L’impegno – secondo l’agenzia Bloomberg – non riguarderebbe l’invio di truppe ma un lavoro di addestramento delle future forze di polizia della zona. Un progetto, spiega di fatto confermando il ministro degli Esteri Antonio Tajani, per il quale il nostro Paese si sarebbe già in passato detto disponibile.

«È da tempo», sottolinea il titolare della Farnesina, «che stiamo parlando di una partecipazione italiana soprattutto per quanto riguarda la formazione della futura polizia di Gaza. Siamo pronti a inviare i carabinieri, l’addestramento potrebbe avvenire in Giordania e così siamo pronti a inviare altri carabinieri per la formazione della polizia della Cisgiordania e anche i carabinieri per rafforzare Eubam Rafah».

Le valutazioni

Assai diverso è invece – mette in chiaro lo stesso Tajani – il discorso per quanto riguarda la questione del “Board of Peace” che continua a restare congelata, con la premier Meloni che non ha ancora del tutto chiuso la porta.

L’attesa è per le eventuali modifiche che la stessa Meloni ha detto di aver chiesto al leader Usa visto che, allo stato, come spiega anche Tajani, la sottoscrizione è resa impossibile da vincoli costituzionali e comporterebbe la violazione dell’articolo 11 della Carta.

Non è chiaro, invece, se siano possibili eventuali formule alternative di adesione. «Un appoggio esterno? Sono periodi ipotetici, bisogna vedere vedere quando si affronteranno le questioni», taglia corto Tajani. «Se ci sarà un altro testo ne discuteremo, ma per adesso c’è un vincolo costituzionale che ci impedisce di aderire».

I rapporti

Dunque, la questione resta calda. E per Meloni, dopo giorni di tour de force culminati con il vertice italo-tedesco, il dossier numero uno da gestire in politica estera rimane ancora, di fatto, quello della delicata gestione del rapporto con il leader statunitense.

* _Dettagli dell'esercizio_:
Ricopia senza alcuna modifica il passo del brano sull'impegno italiano per Gaza che va da «Assai diverso è» fino a «11 della Carta.» compreso.

* _Dati da esaminare_:
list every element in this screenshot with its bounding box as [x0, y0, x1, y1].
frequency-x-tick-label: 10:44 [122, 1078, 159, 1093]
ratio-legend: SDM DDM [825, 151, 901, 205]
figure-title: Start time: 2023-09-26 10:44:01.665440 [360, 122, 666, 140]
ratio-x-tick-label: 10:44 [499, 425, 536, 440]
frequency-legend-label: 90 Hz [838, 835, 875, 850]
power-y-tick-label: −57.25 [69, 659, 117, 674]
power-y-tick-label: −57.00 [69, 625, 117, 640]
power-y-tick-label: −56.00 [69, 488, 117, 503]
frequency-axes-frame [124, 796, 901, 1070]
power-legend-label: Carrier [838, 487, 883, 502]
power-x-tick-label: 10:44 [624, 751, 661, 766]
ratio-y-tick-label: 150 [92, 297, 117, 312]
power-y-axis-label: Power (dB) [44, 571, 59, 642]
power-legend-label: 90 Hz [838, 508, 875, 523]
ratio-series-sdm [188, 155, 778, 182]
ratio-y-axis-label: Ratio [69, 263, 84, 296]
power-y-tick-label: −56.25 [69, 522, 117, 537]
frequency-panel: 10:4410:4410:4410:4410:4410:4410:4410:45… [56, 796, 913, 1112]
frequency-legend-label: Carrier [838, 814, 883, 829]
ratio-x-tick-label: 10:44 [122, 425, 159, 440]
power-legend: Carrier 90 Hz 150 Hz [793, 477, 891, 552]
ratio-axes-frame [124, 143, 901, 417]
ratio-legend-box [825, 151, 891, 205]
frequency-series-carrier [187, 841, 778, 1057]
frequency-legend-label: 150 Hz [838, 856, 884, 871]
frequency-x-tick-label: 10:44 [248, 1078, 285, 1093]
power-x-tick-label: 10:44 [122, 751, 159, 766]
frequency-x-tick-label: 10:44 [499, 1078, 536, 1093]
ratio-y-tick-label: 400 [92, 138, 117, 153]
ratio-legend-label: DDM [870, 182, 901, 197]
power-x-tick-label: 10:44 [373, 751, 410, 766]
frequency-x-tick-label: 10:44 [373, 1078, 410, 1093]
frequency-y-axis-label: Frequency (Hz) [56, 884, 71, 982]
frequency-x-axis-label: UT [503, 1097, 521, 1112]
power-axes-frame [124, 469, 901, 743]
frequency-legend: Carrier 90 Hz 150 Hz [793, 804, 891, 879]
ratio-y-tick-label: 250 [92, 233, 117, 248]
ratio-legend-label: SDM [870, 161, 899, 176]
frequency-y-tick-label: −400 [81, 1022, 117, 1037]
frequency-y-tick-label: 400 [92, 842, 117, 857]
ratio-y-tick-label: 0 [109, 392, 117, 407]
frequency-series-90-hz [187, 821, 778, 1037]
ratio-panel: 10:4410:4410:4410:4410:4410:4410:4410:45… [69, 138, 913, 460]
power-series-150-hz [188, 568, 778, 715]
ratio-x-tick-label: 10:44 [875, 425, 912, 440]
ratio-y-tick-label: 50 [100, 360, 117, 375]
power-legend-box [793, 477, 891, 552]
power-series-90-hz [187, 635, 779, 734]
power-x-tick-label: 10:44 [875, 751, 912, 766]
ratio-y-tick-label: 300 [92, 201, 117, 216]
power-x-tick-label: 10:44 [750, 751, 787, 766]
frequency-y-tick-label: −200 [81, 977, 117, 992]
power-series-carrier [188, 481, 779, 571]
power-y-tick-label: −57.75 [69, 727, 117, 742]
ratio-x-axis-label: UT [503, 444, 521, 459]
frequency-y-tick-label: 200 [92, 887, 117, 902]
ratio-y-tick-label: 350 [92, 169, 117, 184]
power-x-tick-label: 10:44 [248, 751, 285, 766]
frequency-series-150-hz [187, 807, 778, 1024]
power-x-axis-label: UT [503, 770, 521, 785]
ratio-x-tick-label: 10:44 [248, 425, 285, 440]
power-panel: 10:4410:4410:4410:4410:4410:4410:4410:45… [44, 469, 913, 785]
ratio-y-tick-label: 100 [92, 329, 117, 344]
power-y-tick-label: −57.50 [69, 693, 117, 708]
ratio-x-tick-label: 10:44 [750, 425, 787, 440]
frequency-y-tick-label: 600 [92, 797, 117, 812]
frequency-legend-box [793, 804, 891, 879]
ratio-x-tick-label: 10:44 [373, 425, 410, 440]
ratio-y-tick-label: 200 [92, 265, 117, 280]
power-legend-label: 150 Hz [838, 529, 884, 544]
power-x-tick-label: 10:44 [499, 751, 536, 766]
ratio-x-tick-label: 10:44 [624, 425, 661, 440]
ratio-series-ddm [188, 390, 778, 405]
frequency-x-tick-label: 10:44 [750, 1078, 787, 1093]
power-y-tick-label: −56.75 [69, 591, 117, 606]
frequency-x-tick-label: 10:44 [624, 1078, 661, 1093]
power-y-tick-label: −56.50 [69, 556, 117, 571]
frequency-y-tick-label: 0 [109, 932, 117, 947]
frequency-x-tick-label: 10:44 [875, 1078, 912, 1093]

* _Risposta scritta_:
Assai diverso è invece – mette in chiaro lo stesso Tajani – il discorso per quanto riguarda la questione del “Board of Peace” che continua a restare congelata, con la premier Meloni che non ha ancora del tutto chiuso la porta.

L’attesa è per le eventuali modifiche che la stessa Meloni ha detto di aver chiesto al leader Usa visto che, allo stato, come spiega anche Tajani, la sottoscrizione è resa impossibile da vincoli costituzionali e comporterebbe la violazione dell’articolo 11 della Carta.